Figure data in JSON:
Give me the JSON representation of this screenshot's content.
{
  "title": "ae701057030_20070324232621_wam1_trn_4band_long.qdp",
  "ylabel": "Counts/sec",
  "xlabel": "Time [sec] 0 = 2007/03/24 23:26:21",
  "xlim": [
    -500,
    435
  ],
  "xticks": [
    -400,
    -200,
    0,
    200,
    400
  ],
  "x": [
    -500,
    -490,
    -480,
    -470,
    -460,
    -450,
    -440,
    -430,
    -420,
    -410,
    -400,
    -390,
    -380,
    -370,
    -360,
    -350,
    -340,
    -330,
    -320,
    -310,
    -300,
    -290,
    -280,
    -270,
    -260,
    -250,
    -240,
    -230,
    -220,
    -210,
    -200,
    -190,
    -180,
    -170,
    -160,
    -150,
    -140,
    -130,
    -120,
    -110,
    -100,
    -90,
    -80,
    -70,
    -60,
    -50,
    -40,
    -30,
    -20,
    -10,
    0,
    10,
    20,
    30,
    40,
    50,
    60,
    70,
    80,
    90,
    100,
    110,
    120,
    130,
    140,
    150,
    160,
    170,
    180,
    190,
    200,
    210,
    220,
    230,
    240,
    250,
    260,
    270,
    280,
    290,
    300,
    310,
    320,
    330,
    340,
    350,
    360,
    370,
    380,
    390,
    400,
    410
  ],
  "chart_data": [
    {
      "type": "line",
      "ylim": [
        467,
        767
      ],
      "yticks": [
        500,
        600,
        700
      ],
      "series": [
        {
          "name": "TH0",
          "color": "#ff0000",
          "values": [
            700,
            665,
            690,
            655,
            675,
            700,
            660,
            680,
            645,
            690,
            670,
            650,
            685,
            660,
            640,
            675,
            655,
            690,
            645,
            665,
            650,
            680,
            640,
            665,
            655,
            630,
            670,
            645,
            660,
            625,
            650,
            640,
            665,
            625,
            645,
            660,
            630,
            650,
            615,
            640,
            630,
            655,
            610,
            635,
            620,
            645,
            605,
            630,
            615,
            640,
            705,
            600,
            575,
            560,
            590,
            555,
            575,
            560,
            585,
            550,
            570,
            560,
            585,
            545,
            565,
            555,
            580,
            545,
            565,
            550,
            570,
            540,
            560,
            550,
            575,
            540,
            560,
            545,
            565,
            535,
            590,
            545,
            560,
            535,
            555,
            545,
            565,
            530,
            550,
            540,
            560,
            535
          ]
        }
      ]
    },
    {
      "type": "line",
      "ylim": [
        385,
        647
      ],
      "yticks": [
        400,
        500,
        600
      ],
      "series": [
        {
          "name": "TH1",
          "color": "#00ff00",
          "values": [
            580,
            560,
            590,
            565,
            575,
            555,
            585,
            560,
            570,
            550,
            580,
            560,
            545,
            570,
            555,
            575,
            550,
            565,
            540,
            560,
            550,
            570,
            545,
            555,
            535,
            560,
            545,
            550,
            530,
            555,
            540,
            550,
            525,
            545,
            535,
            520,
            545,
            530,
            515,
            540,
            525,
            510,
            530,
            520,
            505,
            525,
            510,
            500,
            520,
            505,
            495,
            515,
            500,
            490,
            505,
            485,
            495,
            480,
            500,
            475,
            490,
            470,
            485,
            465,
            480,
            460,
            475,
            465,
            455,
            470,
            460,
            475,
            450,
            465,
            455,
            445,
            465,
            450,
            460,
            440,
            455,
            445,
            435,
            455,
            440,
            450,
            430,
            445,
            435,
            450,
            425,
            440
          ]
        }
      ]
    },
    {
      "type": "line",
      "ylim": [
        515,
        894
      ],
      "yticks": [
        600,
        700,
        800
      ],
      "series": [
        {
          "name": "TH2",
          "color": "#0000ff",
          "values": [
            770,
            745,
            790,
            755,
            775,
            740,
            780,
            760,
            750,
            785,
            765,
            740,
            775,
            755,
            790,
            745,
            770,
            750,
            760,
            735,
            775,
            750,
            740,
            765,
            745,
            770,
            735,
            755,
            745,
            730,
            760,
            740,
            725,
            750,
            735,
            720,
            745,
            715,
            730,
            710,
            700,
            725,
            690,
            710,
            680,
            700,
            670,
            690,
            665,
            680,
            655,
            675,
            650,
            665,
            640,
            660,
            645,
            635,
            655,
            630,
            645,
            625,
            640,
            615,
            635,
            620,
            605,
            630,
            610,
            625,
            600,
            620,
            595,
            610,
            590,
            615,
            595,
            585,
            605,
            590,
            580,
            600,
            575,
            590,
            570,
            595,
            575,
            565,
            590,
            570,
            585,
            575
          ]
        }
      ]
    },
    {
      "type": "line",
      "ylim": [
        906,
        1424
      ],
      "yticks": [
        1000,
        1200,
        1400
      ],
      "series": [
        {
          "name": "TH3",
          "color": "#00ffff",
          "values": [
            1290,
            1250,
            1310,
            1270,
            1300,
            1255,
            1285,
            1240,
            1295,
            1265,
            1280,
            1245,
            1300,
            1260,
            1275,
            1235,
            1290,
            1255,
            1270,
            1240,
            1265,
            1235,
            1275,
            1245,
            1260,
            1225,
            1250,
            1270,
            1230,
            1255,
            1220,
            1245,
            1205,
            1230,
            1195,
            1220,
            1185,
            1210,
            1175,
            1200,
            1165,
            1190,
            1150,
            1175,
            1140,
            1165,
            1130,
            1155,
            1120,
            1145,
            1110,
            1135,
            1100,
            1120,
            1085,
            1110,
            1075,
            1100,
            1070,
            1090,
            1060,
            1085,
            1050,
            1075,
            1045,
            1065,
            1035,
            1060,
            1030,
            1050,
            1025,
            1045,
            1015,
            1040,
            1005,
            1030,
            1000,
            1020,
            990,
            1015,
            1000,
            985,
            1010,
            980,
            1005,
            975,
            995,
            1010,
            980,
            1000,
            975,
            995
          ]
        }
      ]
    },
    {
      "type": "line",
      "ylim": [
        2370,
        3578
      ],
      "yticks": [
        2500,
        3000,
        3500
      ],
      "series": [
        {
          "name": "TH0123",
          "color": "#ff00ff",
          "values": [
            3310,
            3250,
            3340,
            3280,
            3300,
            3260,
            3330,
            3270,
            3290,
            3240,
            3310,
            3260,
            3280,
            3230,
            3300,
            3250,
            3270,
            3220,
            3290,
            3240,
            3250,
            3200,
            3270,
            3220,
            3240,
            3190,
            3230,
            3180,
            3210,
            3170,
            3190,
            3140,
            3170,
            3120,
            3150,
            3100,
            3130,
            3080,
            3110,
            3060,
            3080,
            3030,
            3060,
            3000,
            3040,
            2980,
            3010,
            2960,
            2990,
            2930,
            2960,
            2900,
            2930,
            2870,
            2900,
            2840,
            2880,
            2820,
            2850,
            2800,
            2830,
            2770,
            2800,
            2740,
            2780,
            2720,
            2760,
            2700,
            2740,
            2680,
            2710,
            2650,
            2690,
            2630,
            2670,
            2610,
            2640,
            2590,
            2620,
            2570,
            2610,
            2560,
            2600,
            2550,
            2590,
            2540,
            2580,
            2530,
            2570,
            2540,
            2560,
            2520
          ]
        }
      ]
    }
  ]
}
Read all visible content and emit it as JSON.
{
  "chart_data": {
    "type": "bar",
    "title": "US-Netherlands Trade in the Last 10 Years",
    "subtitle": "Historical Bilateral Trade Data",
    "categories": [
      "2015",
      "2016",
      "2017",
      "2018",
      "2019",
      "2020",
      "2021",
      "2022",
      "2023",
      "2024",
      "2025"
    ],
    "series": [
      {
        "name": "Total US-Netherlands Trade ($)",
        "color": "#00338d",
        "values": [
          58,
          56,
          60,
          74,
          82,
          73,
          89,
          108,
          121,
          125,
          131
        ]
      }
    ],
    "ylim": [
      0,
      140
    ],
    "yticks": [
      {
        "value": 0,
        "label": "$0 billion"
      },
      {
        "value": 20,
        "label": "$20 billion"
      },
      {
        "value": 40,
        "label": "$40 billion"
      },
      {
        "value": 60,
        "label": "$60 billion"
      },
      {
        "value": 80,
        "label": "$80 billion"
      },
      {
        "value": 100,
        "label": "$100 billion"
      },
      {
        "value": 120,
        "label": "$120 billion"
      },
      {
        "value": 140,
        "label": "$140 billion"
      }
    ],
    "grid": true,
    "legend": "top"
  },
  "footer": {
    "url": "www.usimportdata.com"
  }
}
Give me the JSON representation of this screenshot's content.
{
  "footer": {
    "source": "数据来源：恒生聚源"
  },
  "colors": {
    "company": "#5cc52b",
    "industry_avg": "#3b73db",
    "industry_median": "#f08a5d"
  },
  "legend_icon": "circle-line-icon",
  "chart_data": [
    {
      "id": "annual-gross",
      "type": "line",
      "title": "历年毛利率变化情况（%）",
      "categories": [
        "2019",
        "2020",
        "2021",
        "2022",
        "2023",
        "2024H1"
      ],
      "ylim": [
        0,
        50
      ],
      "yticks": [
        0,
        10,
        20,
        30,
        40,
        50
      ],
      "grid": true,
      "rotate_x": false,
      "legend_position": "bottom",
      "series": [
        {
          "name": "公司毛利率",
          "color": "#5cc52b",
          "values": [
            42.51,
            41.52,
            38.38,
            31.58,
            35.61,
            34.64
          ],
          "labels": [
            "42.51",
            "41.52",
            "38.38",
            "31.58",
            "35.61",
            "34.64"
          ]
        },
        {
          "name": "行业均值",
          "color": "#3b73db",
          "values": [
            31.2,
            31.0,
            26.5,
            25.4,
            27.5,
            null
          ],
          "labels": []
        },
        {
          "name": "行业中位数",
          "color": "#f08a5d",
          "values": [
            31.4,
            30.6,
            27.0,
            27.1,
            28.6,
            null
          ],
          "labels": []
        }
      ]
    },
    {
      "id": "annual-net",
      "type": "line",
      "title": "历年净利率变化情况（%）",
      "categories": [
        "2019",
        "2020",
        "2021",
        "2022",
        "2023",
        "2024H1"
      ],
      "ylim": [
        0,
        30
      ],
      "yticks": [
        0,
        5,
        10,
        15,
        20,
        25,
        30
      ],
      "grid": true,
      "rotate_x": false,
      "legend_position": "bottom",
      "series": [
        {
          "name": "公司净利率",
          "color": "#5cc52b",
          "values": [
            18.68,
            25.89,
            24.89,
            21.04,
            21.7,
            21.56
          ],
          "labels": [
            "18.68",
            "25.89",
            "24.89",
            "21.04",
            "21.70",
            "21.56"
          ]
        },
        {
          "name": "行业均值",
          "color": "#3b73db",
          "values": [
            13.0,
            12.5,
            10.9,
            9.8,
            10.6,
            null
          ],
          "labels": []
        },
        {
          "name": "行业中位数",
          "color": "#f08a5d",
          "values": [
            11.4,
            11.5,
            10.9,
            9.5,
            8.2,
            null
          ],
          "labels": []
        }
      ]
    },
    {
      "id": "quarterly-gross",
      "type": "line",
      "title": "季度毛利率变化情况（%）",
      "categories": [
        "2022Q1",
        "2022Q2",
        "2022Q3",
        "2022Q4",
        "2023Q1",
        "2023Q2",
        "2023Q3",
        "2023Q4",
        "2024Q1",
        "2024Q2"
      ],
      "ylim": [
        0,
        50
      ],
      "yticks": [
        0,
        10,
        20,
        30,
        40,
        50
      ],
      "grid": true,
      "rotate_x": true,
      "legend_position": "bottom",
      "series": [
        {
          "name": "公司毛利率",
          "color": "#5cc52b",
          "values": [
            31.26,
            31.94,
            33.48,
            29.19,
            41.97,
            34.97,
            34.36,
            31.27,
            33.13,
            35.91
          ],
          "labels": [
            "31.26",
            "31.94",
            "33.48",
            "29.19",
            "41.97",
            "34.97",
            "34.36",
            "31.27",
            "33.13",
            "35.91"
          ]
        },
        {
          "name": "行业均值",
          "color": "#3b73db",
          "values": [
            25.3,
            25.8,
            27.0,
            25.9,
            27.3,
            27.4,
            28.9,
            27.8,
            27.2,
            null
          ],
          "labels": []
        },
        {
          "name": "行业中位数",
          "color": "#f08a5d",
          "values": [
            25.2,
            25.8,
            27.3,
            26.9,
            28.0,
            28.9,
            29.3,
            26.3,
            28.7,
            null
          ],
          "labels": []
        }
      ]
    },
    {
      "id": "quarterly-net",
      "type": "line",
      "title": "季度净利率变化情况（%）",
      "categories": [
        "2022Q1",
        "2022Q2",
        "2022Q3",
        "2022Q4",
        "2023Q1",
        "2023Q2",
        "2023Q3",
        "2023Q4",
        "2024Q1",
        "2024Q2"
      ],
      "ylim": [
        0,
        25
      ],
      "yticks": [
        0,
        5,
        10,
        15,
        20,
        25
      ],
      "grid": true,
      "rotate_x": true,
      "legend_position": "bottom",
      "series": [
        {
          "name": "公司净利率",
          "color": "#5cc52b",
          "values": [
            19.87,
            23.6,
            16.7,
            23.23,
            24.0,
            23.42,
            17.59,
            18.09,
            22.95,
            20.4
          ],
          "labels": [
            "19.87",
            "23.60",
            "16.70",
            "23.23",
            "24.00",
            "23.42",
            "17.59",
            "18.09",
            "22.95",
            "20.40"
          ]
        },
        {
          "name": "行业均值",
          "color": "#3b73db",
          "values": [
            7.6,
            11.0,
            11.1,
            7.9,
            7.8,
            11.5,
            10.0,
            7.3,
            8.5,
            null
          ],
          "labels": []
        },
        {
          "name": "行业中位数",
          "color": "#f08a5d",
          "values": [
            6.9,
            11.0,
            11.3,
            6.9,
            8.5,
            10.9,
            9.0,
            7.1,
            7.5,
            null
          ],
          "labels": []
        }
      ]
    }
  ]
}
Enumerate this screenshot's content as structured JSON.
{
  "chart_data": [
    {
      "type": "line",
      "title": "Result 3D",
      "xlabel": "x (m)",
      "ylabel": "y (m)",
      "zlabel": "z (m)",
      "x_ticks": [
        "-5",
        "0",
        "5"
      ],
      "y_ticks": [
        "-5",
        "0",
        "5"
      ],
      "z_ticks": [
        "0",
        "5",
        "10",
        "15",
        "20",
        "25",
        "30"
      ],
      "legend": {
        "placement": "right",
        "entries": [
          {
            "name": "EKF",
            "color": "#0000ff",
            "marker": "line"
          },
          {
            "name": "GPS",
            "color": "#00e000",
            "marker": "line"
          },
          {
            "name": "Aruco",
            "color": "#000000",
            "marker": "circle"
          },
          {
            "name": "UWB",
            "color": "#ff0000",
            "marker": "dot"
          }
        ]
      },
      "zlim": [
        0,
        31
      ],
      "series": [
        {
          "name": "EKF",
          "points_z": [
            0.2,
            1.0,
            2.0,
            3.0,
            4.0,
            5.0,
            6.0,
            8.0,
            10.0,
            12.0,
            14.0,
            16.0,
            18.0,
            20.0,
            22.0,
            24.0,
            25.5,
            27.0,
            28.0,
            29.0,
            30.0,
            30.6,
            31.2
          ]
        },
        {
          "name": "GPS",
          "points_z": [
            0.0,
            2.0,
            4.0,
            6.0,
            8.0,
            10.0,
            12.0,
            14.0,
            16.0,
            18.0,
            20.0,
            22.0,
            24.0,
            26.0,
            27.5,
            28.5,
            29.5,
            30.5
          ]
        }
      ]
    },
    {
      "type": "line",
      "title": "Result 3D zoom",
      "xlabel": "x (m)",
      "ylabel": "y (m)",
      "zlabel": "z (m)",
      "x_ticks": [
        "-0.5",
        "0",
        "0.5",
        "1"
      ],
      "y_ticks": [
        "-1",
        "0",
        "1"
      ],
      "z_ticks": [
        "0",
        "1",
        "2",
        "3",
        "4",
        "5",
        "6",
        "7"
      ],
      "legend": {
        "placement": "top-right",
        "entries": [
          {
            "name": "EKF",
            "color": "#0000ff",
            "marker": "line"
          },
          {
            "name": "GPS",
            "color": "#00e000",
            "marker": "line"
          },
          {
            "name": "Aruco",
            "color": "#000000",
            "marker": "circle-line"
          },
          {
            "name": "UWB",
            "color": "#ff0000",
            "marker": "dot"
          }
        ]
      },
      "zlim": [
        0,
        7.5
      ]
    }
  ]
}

YOUR INSTRUCTIONS: Select the lines in this material that hold the word "content", leaving none out.

SOLUTION TO THE PROBLEM:
Give me the JSON representation of this screenshot's content.
Read all visible content and emit it as JSON.
Give me the JSON representation of this screenshot's content.
Enumerate this screenshot's content as structured JSON.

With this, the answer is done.